── DATA TO PROCESS
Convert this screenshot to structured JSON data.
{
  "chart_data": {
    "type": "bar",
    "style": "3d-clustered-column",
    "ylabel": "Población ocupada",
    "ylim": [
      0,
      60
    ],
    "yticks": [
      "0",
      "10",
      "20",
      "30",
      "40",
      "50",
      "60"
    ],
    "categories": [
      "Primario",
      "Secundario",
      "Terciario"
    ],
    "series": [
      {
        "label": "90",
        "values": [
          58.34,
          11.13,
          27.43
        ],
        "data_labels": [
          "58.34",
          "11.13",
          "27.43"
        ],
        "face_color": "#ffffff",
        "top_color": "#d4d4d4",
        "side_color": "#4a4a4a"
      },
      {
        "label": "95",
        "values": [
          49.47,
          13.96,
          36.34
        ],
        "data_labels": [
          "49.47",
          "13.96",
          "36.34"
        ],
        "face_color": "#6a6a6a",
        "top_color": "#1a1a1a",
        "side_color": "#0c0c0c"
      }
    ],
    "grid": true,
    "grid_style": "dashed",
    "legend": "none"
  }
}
────
* [WHAT IS EXPECTED] Reproduce all the records precisely.

* [EXERCISE ANSWER]
Convert this screenshot to structured JSON data.
{
  "chart_data": {
    "type": "bar",
    "style": "3d-clustered-column",
    "ylabel": "Población ocupada",
    "ylim": [
      0,
      60
    ],
    "yticks": [
      "0",
      "10",
      "20",
      "30",
      "40",
      "50",
      "60"
    ],
    "categories": [
      "Primario",
      "Secundario",
      "Terciario"
    ],
    "series": [
      {
        "label": "90",
        "values": [
          58.34,
          11.13,
          27.43
        ],
        "data_labels": [
          "58.34",
          "11.13",
          "27.43"
        ],
        "face_color": "#ffffff",
        "top_color": "#d4d4d4",
        "side_color": "#4a4a4a"
      },
      {
        "label": "95",
        "values": [
          49.47,
          13.96,
          36.34
        ],
        "data_labels": [
          "49.47",
          "13.96",
          "36.34"
        ],
        "face_color": "#6a6a6a",
        "top_color": "#1a1a1a",
        "side_color": "#0c0c0c"
      }
    ],
    "grid": true,
    "grid_style": "dashed",
    "legend": "none"
  }
}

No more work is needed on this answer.